## SET PROBLEM
Exactly how many lines have the word "einfach"? Answer with the bare number.

begin THE INPUT

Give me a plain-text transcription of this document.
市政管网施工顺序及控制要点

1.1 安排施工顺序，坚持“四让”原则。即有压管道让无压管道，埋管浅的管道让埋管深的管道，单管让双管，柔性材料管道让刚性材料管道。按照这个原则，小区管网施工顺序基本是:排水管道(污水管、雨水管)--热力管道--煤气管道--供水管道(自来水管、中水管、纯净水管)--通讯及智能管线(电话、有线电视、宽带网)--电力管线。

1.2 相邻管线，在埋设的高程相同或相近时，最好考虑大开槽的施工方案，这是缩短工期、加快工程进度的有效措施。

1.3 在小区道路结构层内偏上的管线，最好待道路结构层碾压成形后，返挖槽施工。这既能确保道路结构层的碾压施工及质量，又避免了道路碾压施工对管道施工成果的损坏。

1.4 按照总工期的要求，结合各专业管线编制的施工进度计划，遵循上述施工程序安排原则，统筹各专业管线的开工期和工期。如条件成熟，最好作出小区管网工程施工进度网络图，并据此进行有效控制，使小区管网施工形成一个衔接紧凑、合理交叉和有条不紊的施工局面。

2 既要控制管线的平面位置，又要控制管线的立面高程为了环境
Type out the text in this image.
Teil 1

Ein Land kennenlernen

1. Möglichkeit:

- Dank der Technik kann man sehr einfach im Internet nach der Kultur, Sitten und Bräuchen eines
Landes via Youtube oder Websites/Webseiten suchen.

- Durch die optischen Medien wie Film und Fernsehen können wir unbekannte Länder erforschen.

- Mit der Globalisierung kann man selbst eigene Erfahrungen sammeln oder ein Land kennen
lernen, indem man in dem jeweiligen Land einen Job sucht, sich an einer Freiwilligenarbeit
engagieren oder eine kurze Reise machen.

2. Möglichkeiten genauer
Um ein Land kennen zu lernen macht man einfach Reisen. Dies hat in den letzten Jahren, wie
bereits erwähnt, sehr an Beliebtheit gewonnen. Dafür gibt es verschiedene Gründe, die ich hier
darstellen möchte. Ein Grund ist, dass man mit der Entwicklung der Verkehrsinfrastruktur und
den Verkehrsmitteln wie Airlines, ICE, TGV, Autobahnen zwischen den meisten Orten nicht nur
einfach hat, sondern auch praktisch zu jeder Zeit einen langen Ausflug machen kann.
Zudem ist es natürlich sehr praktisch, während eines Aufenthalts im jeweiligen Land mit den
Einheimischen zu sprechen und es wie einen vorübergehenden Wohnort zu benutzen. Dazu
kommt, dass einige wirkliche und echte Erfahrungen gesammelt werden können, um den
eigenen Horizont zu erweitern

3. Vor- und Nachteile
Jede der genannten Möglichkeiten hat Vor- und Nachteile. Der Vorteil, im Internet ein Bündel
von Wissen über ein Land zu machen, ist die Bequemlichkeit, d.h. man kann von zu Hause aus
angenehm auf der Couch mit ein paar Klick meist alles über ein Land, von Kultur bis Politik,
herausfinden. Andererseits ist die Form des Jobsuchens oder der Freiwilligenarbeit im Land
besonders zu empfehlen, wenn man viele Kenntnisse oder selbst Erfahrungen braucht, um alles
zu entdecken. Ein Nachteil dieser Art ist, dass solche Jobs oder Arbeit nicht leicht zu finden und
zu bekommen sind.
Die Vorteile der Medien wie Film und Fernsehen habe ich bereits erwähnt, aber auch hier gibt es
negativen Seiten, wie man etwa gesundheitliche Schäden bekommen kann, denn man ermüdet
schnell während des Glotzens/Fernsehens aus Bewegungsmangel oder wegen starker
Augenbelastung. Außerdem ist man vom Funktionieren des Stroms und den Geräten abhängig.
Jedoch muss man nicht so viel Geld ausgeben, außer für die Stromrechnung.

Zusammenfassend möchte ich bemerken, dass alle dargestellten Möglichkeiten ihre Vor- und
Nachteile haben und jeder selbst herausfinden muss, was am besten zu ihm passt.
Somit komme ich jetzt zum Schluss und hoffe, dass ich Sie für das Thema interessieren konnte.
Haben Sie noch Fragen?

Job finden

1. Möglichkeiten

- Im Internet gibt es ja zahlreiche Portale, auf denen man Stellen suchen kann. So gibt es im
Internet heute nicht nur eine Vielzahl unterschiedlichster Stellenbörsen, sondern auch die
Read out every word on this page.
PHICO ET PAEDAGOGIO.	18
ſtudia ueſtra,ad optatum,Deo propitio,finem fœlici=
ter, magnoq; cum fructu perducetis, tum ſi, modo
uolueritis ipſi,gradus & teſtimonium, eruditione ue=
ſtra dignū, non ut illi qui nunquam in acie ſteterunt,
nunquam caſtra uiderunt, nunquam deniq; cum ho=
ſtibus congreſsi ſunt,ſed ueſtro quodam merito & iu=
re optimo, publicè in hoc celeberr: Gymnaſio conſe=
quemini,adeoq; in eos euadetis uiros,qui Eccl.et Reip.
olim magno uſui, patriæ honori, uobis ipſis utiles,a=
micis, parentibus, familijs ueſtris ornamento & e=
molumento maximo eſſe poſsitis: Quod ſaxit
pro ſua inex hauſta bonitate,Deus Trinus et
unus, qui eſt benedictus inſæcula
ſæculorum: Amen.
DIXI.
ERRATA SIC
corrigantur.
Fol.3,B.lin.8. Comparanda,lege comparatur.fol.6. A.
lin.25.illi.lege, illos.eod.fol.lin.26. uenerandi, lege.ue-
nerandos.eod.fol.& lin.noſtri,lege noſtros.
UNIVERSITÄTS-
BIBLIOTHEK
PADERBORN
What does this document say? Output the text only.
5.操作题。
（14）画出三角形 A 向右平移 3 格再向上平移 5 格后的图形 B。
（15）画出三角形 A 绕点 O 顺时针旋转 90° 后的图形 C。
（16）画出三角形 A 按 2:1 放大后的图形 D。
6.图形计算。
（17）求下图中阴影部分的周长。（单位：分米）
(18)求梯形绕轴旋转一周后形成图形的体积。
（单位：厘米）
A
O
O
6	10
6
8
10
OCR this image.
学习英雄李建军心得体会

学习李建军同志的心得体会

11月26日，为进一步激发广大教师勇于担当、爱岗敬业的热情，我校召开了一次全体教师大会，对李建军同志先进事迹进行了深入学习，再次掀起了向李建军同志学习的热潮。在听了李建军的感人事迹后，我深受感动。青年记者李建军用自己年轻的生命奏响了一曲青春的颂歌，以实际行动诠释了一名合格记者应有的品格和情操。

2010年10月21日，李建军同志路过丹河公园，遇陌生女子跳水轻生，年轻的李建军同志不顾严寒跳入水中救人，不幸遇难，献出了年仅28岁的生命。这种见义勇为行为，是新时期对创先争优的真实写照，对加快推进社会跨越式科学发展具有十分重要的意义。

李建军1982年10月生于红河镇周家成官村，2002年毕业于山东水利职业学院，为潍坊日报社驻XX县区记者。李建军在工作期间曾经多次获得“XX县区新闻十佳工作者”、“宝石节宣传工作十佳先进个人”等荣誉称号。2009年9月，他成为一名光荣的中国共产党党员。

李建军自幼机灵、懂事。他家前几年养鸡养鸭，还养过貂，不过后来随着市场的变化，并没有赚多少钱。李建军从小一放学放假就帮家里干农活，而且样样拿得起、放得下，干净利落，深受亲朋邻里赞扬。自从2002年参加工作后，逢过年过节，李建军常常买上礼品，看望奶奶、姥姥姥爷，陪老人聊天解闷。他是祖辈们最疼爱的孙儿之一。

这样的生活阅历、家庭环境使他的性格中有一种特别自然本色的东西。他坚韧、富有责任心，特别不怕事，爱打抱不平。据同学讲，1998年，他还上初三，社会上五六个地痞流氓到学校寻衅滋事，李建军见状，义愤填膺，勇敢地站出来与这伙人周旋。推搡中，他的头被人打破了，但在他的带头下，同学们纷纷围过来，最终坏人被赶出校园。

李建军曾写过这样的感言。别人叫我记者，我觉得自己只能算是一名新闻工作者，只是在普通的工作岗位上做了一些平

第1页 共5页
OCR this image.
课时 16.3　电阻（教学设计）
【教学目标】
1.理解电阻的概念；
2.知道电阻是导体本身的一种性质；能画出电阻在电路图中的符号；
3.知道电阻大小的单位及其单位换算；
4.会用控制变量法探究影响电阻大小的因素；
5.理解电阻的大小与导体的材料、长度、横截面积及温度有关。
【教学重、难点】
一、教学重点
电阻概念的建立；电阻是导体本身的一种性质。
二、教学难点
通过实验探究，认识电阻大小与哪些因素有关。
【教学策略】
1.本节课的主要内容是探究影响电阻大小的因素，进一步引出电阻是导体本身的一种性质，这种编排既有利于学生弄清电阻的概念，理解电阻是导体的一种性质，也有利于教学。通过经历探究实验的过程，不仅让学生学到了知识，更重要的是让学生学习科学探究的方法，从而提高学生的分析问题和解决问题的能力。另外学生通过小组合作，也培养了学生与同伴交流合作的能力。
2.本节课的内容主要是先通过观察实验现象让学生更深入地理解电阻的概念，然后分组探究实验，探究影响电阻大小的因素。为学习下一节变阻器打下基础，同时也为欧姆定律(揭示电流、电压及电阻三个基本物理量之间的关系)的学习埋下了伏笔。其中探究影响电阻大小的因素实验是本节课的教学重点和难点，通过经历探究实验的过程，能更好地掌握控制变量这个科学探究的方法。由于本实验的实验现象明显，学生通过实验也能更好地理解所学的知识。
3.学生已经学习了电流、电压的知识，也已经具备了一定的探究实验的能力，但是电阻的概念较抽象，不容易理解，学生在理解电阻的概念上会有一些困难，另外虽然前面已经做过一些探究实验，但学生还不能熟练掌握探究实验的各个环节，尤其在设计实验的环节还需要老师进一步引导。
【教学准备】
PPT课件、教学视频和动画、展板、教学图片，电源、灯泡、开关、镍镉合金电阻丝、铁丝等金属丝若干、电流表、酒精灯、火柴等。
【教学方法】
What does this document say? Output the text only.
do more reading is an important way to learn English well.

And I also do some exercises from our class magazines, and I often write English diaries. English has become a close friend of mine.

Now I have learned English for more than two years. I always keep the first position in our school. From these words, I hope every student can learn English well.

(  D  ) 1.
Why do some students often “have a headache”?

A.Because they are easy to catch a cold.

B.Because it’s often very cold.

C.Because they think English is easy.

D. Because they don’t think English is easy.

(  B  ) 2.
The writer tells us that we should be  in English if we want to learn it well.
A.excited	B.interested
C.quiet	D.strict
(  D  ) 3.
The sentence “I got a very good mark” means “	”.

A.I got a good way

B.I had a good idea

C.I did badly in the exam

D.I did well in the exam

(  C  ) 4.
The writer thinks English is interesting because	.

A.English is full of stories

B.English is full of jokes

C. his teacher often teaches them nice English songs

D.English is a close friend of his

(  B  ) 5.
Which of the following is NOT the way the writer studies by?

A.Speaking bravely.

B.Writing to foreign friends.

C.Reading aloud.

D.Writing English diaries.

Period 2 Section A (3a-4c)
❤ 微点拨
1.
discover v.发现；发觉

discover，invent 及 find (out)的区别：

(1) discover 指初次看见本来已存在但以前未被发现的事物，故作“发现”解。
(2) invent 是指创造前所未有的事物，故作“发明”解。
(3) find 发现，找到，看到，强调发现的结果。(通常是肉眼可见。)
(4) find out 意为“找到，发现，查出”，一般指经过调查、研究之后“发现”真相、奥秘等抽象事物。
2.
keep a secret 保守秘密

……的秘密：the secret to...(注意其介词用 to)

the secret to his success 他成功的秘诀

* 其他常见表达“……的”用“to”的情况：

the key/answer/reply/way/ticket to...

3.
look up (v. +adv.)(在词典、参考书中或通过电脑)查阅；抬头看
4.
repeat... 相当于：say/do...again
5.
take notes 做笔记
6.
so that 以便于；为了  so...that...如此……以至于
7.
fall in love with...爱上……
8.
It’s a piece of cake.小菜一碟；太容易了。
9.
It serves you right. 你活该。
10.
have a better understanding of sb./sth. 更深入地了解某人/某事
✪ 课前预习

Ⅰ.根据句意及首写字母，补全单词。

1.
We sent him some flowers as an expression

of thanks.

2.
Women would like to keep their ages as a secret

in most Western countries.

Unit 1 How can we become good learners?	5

end THE INPUT

## FINAL RESULT
3